● **Task objective**: Could you print every record below exactly as it appears?
====== Extracted entries
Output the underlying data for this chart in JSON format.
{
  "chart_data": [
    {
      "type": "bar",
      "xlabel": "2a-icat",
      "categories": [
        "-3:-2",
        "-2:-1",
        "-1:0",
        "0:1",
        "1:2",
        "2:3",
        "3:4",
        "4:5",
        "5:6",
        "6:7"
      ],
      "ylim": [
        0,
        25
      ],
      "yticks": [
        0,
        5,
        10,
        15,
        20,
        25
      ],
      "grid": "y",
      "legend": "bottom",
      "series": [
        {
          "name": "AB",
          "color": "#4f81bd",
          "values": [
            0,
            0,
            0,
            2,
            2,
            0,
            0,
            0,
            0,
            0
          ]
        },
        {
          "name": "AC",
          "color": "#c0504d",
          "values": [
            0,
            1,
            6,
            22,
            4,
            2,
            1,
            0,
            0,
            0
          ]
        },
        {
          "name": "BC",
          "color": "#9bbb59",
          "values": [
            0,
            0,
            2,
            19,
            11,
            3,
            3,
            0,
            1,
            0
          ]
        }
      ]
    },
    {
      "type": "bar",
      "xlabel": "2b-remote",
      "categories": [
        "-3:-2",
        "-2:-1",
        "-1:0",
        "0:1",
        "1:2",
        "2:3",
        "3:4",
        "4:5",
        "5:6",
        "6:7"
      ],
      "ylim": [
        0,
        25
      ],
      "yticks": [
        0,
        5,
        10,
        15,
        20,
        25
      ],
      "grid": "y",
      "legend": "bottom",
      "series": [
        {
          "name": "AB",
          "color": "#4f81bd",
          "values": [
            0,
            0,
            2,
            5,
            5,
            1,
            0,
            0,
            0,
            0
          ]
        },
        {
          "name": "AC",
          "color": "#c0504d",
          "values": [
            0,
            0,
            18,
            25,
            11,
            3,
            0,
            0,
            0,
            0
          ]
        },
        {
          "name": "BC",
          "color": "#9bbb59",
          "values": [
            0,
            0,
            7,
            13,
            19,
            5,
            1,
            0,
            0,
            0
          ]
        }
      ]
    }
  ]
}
============
● **Final answer**:
Output the underlying data for this chart in JSON format.
{
  "chart_data": [
    {
      "type": "bar",
      "xlabel": "2a-icat",
      "categories": [
        "-3:-2",
        "-2:-1",
        "-1:0",
        "0:1",
        "1:2",
        "2:3",
        "3:4",
        "4:5",
        "5:6",
        "6:7"
      ],
      "ylim": [
        0,
        25
      ],
      "yticks": [
        0,
        5,
        10,
        15,
        20,
        25
      ],
      "grid": "y",
      "legend": "bottom",
      "series": [
        {
          "name": "AB",
          "color": "#4f81bd",
          "values": [
            0,
            0,
            0,
            2,
            2,
            0,
            0,
            0,
            0,
            0
          ]
        },
        {
          "name": "AC",
          "color": "#c0504d",
          "values": [
            0,
            1,
            6,
            22,
            4,
            2,
            1,
            0,
            0,
            0
          ]
        },
        {
          "name": "BC",
          "color": "#9bbb59",
          "values": [
            0,
            0,
            2,
            19,
            11,
            3,
            3,
            0,
            1,
            0
          ]
        }
      ]
    },
    {
      "type": "bar",
      "xlabel": "2b-remote",
      "categories": [
        "-3:-2",
        "-2:-1",
        "-1:0",
        "0:1",
        "1:2",
        "2:3",
        "3:4",
        "4:5",
        "5:6",
        "6:7"
      ],
      "ylim": [
        0,
        25
      ],
      "yticks": [
        0,
        5,
        10,
        15,
        20,
        25
      ],
      "grid": "y",
      "legend": "bottom",
      "series": [
        {
          "name": "AB",
          "color": "#4f81bd",
          "values": [
            0,
            0,
            2,
            5,
            5,
            1,
            0,
            0,
            0,
            0
          ]
        },
        {
          "name": "AC",
          "color": "#c0504d",
          "values": [
            0,
            0,
            18,
            25,
            11,
            3,
            0,
            0,
            0,
            0
          ]
        },
        {
          "name": "BC",
          "color": "#9bbb59",
          "values": [
            0,
            0,
            7,
            13,
            19,
            5,
            1,
            0,
            0,
            0
          ]
        }
      ]
    }
  ]
}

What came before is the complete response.